> [DIRECTION]: Determine how many lines contain the string "úgyis". Respond with that number and nothing more.

Records contained in a dataset:

>>>>>

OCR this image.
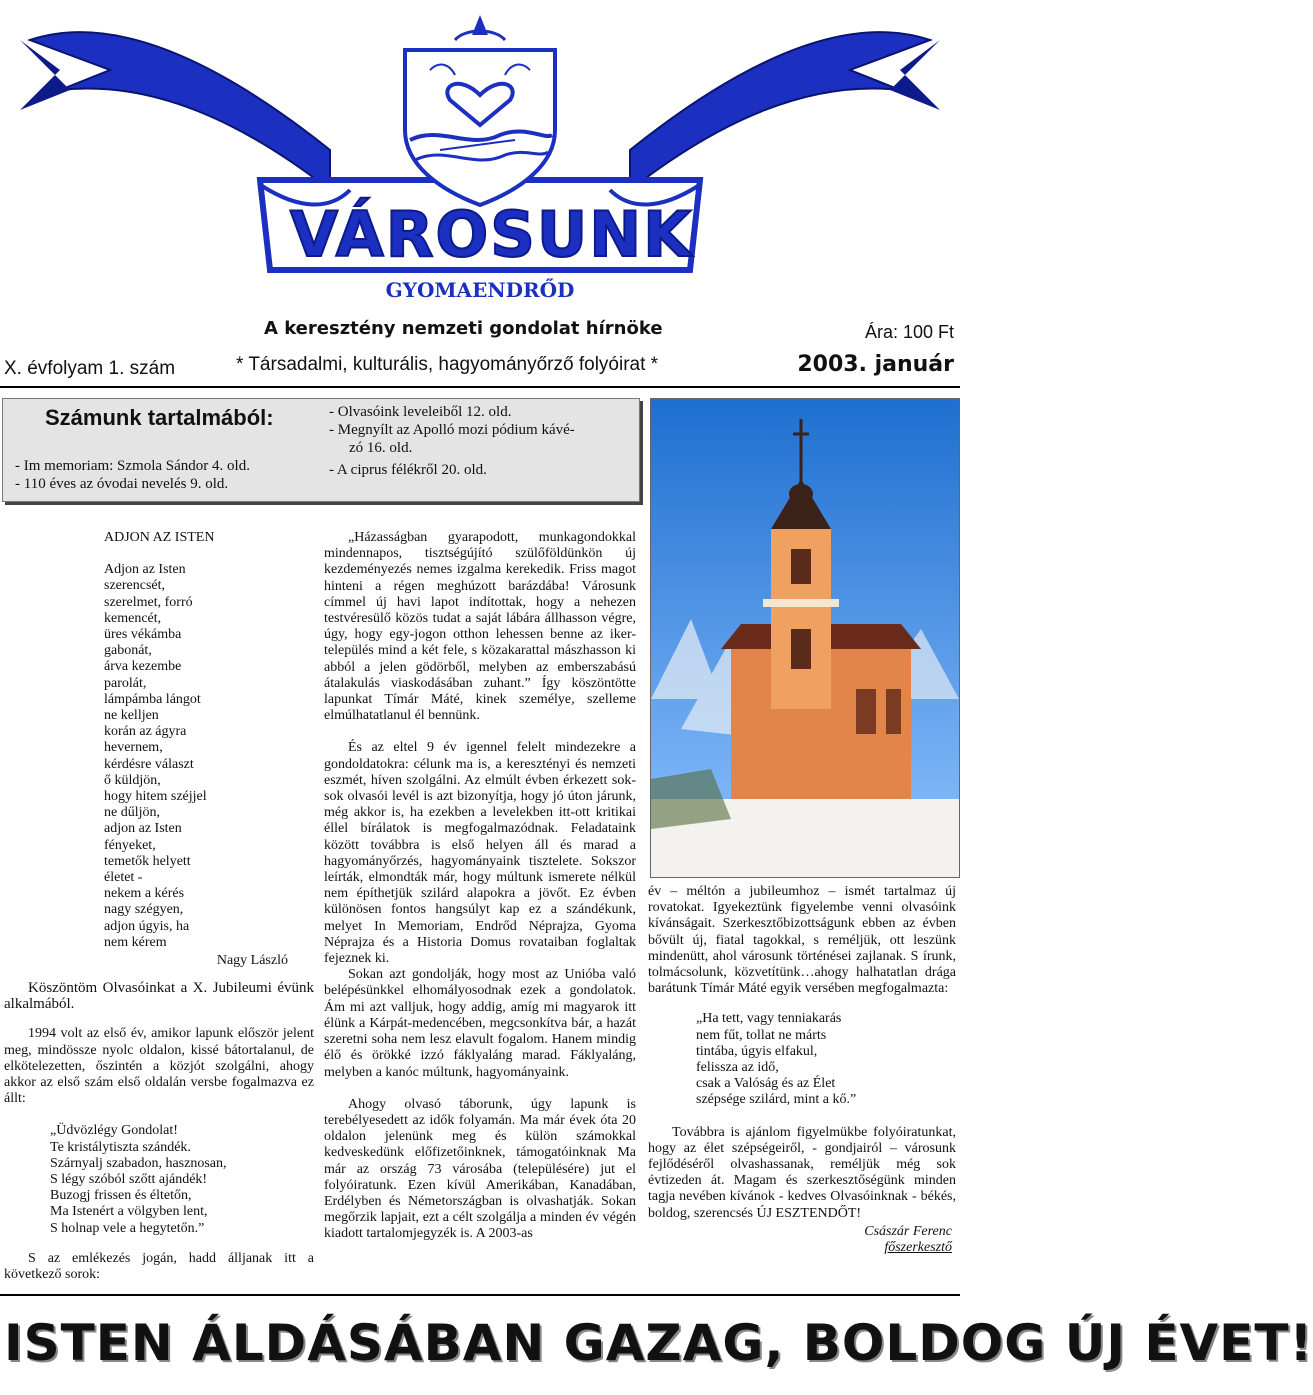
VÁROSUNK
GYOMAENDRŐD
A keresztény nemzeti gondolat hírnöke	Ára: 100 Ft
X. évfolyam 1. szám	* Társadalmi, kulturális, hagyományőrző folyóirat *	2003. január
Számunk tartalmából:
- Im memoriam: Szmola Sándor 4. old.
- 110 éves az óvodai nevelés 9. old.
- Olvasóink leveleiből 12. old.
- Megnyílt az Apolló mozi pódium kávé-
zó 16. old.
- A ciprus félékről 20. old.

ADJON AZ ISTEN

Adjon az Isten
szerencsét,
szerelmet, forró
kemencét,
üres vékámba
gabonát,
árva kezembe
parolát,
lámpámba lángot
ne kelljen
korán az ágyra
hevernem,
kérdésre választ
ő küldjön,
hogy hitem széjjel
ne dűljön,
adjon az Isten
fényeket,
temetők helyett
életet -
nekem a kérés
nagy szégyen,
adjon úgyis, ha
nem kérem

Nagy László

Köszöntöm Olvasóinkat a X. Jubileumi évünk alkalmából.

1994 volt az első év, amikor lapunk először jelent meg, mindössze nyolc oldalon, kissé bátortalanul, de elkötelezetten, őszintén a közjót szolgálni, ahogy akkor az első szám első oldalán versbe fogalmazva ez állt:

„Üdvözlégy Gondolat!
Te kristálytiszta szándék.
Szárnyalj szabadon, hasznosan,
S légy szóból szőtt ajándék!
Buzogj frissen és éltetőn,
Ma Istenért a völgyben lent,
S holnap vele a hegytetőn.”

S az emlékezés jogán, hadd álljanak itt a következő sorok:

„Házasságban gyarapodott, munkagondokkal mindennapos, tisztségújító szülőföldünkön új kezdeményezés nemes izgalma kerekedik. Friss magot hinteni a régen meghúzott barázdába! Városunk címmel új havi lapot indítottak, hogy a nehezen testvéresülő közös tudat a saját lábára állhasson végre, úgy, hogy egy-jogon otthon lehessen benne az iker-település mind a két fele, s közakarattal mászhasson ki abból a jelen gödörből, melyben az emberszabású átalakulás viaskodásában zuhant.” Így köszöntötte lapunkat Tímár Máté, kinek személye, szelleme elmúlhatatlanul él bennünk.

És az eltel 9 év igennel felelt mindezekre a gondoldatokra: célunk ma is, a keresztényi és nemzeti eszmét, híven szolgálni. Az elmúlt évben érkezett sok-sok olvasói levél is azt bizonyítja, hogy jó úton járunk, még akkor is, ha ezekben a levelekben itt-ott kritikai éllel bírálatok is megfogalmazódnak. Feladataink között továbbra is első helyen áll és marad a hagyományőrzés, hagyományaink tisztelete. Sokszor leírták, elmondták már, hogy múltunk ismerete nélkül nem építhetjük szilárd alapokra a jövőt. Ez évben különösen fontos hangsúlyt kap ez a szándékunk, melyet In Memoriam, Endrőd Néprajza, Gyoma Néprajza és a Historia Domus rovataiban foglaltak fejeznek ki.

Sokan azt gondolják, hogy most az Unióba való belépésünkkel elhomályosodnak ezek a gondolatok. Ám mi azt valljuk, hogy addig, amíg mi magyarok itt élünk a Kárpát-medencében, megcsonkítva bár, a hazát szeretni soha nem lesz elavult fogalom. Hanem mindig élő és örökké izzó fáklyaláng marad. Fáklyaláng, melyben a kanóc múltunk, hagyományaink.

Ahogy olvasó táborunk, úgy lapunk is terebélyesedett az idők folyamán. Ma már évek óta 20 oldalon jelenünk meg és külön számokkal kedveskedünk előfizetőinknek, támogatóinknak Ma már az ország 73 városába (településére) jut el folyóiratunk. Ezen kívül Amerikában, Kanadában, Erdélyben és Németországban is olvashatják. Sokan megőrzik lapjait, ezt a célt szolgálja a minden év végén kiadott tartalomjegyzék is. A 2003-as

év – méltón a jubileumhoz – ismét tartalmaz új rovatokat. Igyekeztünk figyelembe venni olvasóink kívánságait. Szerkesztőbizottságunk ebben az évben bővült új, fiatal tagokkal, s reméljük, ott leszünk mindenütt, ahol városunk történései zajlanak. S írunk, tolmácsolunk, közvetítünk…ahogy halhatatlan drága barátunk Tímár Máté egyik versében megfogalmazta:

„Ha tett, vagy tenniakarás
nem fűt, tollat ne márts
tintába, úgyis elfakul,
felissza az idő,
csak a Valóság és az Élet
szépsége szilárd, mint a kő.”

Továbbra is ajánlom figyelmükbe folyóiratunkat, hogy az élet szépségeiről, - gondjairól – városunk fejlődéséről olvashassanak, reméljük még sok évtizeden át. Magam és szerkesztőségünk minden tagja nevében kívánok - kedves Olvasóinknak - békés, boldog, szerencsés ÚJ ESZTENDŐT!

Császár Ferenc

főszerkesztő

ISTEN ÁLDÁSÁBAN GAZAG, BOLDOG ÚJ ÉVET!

<<<<<
>>>>>

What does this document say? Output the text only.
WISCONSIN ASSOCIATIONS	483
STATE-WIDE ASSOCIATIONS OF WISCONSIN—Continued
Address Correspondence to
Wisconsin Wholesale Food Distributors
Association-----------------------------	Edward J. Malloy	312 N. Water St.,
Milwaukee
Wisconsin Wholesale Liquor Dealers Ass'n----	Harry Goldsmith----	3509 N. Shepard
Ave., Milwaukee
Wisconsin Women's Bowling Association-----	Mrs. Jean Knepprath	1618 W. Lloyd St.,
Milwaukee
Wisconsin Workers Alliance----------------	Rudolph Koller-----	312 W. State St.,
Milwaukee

<<<<<

> [OUTPUT FOR THIS TASK]: 2